* **Task to complete**
Copy down all of the data underneath, exactly as shown.

* **Source material**
*****

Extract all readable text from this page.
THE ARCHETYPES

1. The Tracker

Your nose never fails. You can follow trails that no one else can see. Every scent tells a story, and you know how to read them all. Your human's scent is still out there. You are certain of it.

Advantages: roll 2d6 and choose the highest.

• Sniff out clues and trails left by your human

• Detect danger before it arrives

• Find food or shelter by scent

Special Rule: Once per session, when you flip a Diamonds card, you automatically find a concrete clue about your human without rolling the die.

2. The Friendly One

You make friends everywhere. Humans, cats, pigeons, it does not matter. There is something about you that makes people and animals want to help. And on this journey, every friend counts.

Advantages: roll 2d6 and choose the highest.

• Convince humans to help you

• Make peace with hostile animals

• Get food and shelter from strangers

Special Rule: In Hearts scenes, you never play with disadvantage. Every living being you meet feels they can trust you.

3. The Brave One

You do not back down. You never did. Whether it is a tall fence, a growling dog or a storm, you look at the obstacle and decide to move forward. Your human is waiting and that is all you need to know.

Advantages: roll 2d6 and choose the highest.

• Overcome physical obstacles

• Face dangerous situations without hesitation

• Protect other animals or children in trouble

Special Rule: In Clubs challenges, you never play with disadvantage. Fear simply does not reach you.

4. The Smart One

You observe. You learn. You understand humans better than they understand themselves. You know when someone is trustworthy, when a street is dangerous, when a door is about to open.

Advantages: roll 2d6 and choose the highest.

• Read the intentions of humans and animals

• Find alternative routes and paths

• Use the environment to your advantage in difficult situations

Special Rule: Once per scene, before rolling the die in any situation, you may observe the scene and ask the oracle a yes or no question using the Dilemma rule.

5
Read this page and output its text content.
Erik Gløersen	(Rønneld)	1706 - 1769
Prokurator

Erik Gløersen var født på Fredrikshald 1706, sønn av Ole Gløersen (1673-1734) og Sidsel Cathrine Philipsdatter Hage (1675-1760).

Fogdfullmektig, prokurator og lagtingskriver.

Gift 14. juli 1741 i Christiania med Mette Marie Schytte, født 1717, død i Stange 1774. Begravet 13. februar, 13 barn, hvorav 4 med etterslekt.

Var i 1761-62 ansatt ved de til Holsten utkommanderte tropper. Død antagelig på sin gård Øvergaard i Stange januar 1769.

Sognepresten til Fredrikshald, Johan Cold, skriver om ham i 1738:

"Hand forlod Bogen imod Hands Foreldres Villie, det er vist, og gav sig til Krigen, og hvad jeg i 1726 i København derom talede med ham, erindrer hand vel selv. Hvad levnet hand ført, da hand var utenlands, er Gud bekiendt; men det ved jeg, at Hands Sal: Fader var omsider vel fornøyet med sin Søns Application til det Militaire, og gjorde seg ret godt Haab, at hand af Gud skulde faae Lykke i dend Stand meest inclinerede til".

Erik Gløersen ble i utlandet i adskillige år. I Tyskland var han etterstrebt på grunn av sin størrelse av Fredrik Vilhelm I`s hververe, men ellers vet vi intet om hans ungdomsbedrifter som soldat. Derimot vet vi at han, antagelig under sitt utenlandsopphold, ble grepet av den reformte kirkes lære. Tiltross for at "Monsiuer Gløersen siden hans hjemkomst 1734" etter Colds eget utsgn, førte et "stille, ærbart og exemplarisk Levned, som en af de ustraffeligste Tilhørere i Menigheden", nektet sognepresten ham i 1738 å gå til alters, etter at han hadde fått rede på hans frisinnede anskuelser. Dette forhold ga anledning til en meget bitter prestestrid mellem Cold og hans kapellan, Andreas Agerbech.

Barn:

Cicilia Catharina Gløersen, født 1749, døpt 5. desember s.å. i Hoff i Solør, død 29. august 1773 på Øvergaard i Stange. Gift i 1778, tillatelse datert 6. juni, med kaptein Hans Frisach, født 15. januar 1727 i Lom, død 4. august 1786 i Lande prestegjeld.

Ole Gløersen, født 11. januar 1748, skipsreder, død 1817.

*****

* **Written answer**
Extract all readable text from this page.
THE ARCHETYPES

1. The Tracker

Your nose never fails. You can follow trails that no one else can see. Every scent tells a story, and you know how to read them all. Your human's scent is still out there. You are certain of it.

Advantages: roll 2d6 and choose the highest.

• Sniff out clues and trails left by your human

• Detect danger before it arrives

• Find food or shelter by scent

Special Rule: Once per session, when you flip a Diamonds card, you automatically find a concrete clue about your human without rolling the die.

2. The Friendly One

You make friends everywhere. Humans, cats, pigeons, it does not matter. There is something about you that makes people and animals want to help. And on this journey, every friend counts.

Advantages: roll 2d6 and choose the highest.

• Convince humans to help you

• Make peace with hostile animals

• Get food and shelter from strangers

Special Rule: In Hearts scenes, you never play with disadvantage. Every living being you meet feels they can trust you.

3. The Brave One

You do not back down. You never did. Whether it is a tall fence, a growling dog or a storm, you look at the obstacle and decide to move forward. Your human is waiting and that is all you need to know.

Advantages: roll 2d6 and choose the highest.

• Overcome physical obstacles

• Face dangerous situations without hesitation

• Protect other animals or children in trouble

Special Rule: In Clubs challenges, you never play with disadvantage. Fear simply does not reach you.

4. The Smart One

You observe. You learn. You understand humans better than they understand themselves. You know when someone is trustworthy, when a street is dangerous, when a door is about to open.

Advantages: roll 2d6 and choose the highest.

• Read the intentions of humans and animals

• Find alternative routes and paths

• Use the environment to your advantage in difficult situations

Special Rule: Once per scene, before rolling the die in any situation, you may observe the scene and ask the oracle a yes or no question using the Dilemma rule.

5
Read this page and output its text content.
Erik Gløersen	(Rønneld)	1706 - 1769
Prokurator

Erik Gløersen var født på Fredrikshald 1706, sønn av Ole Gløersen (1673-1734) og Sidsel Cathrine Philipsdatter Hage (1675-1760).

Fogdfullmektig, prokurator og lagtingskriver.

Gift 14. juli 1741 i Christiania med Mette Marie Schytte, født 1717, død i Stange 1774. Begravet 13. februar, 13 barn, hvorav 4 med etterslekt.

Var i 1761-62 ansatt ved de til Holsten utkommanderte tropper. Død antagelig på sin gård Øvergaard i Stange januar 1769.

Sognepresten til Fredrikshald, Johan Cold, skriver om ham i 1738:

"Hand forlod Bogen imod Hands Foreldres Villie, det er vist, og gav sig til Krigen, og hvad jeg i 1726 i København derom talede med ham, erindrer hand vel selv. Hvad levnet hand ført, da hand var utenlands, er Gud bekiendt; men det ved jeg, at Hands Sal: Fader var omsider vel fornøyet med sin Søns Application til det Militaire, og gjorde seg ret godt Haab, at hand af Gud skulde faae Lykke i dend Stand meest inclinerede til".

Erik Gløersen ble i utlandet i adskillige år. I Tyskland var han etterstrebt på grunn av sin størrelse av Fredrik Vilhelm I`s hververe, men ellers vet vi intet om hans ungdomsbedrifter som soldat. Derimot vet vi at han, antagelig under sitt utenlandsopphold, ble grepet av den reformte kirkes lære. Tiltross for at "Monsiuer Gløersen siden hans hjemkomst 1734" etter Colds eget utsgn, førte et "stille, ærbart og exemplarisk Levned, som en af de ustraffeligste Tilhørere i Menigheden", nektet sognepresten ham i 1738 å gå til alters, etter at han hadde fått rede på hans frisinnede anskuelser. Dette forhold ga anledning til en meget bitter prestestrid mellem Cold og hans kapellan, Andreas Agerbech.

Barn:

Cicilia Catharina Gløersen, født 1749, døpt 5. desember s.å. i Hoff i Solør, død 29. august 1773 på Øvergaard i Stange. Gift i 1778, tillatelse datert 6. juni, med kaptein Hans Frisach, født 15. januar 1727 i Lom, død 4. august 1786 i Lande prestegjeld.

Ole Gløersen, født 11. januar 1748, skipsreder, død 1817.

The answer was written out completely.